● **Records shown**:
'''

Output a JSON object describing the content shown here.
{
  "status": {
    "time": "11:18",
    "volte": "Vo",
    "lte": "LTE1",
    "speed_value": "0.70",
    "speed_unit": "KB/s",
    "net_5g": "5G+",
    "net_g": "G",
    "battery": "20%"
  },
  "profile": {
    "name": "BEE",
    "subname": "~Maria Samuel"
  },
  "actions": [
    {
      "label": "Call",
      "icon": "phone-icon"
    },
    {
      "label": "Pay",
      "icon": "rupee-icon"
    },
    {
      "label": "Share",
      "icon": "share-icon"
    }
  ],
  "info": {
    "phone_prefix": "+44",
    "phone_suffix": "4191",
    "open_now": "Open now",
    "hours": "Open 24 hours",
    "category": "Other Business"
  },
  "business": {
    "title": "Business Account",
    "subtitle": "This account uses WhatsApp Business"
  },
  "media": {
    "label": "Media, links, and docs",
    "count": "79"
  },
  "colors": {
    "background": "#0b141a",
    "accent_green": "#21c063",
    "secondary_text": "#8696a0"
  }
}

'''
'''

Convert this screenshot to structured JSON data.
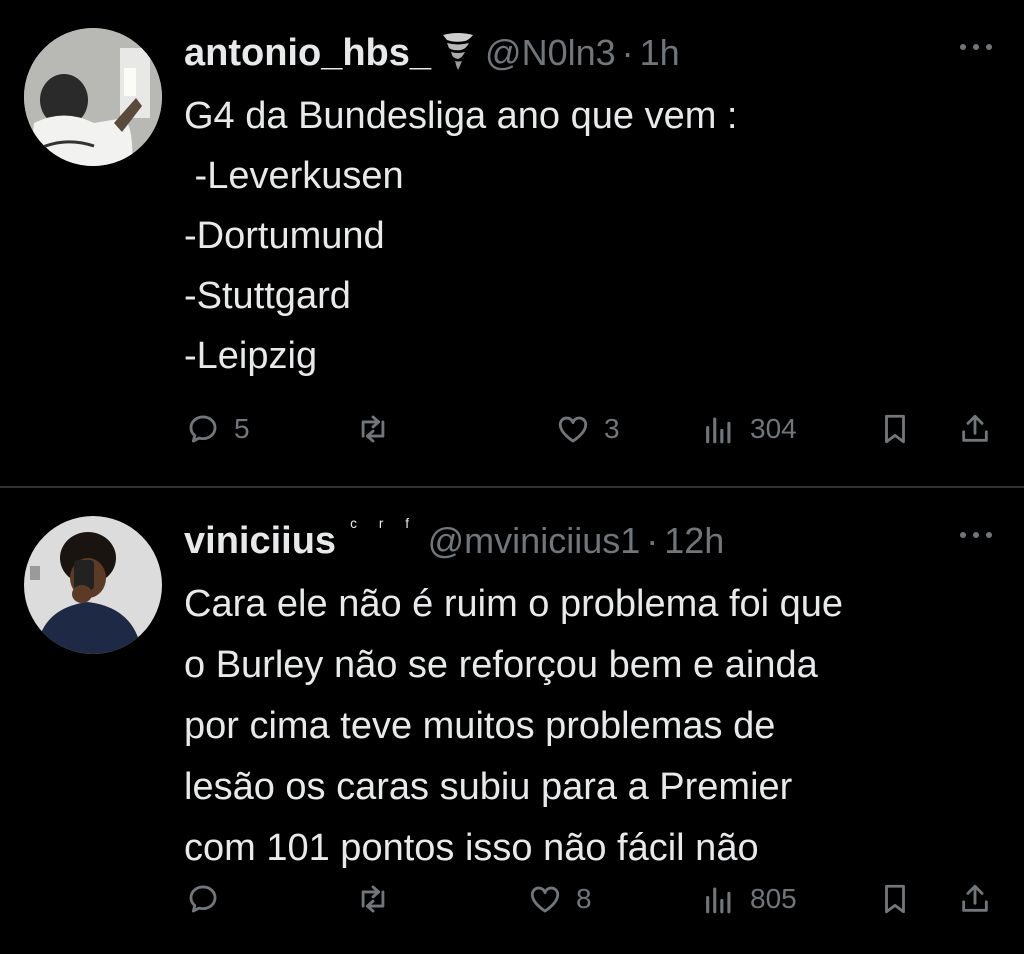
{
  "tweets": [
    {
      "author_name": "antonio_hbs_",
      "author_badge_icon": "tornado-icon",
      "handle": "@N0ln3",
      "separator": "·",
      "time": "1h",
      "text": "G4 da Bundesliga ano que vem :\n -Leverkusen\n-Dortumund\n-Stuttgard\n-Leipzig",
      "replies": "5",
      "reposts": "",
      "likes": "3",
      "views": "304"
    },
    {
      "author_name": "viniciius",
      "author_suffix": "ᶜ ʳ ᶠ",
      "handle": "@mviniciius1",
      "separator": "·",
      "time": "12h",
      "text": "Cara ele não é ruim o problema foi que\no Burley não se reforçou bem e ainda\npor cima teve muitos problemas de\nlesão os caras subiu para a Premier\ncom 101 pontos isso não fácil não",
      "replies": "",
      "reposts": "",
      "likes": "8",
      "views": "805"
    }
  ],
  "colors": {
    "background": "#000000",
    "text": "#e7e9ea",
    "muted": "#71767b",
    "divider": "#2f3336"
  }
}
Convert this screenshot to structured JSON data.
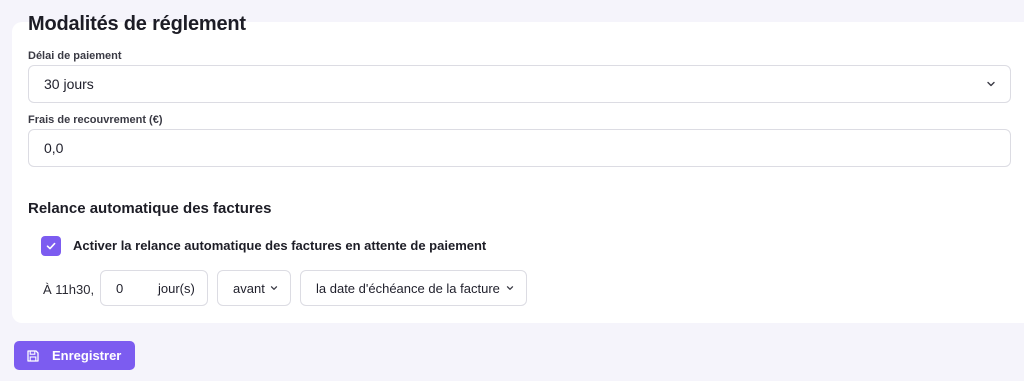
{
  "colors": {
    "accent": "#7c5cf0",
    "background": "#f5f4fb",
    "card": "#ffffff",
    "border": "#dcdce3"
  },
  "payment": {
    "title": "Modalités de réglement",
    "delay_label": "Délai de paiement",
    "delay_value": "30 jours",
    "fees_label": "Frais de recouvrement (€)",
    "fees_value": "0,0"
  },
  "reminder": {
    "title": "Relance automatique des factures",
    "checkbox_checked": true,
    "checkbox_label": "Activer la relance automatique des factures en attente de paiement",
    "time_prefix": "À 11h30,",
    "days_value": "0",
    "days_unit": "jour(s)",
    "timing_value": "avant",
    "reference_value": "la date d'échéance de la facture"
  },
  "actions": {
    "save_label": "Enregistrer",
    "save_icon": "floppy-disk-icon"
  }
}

'''

● **Requirements**: Track down every line holding the string "paiement" and copy it.

● **Exercise answer**:
    "delay_label": "Délai de paiement",
    "checkbox_label": "Activer la relance automatique des factures en attente de paiement",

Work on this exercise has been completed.